» **Required work**
Track down the lines that contain "福大石化学院" and copy them.

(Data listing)
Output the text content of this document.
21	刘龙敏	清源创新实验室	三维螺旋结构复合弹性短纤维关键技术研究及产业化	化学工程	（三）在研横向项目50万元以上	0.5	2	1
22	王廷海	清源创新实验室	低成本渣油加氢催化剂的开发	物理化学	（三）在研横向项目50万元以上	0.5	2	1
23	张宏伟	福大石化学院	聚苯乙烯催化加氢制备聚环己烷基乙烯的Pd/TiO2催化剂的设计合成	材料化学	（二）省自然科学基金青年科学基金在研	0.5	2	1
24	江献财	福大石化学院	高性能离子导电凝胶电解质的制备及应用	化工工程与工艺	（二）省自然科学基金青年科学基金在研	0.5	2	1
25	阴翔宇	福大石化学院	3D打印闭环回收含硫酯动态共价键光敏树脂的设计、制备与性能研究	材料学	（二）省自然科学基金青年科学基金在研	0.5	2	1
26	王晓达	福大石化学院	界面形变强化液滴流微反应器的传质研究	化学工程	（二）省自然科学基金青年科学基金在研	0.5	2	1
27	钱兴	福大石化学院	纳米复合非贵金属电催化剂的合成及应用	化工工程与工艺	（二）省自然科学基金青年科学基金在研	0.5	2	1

» **Worked solution**
23	张宏伟	福大石化学院	聚苯乙烯催化加氢制备聚环己烷基乙烯的Pd/TiO2催化剂的设计合成	材料化学	（二）省自然科学基金青年科学基金在研	0.5	2	1
24	江献财	福大石化学院	高性能离子导电凝胶电解质的制备及应用	化工工程与工艺	（二）省自然科学基金青年科学基金在研	0.5	2	1
25	阴翔宇	福大石化学院	3D打印闭环回收含硫酯动态共价键光敏树脂的设计、制备与性能研究	材料学	（二）省自然科学基金青年科学基金在研	0.5	2	1
26	王晓达	福大石化学院	界面形变强化液滴流微反应器的传质研究	化学工程	（二）省自然科学基金青年科学基金在研	0.5	2	1
27	钱兴	福大石化学院	纳米复合非贵金属电催化剂的合成及应用	化工工程与工艺	（二）省自然科学基金青年科学基金在研	0.5	2	1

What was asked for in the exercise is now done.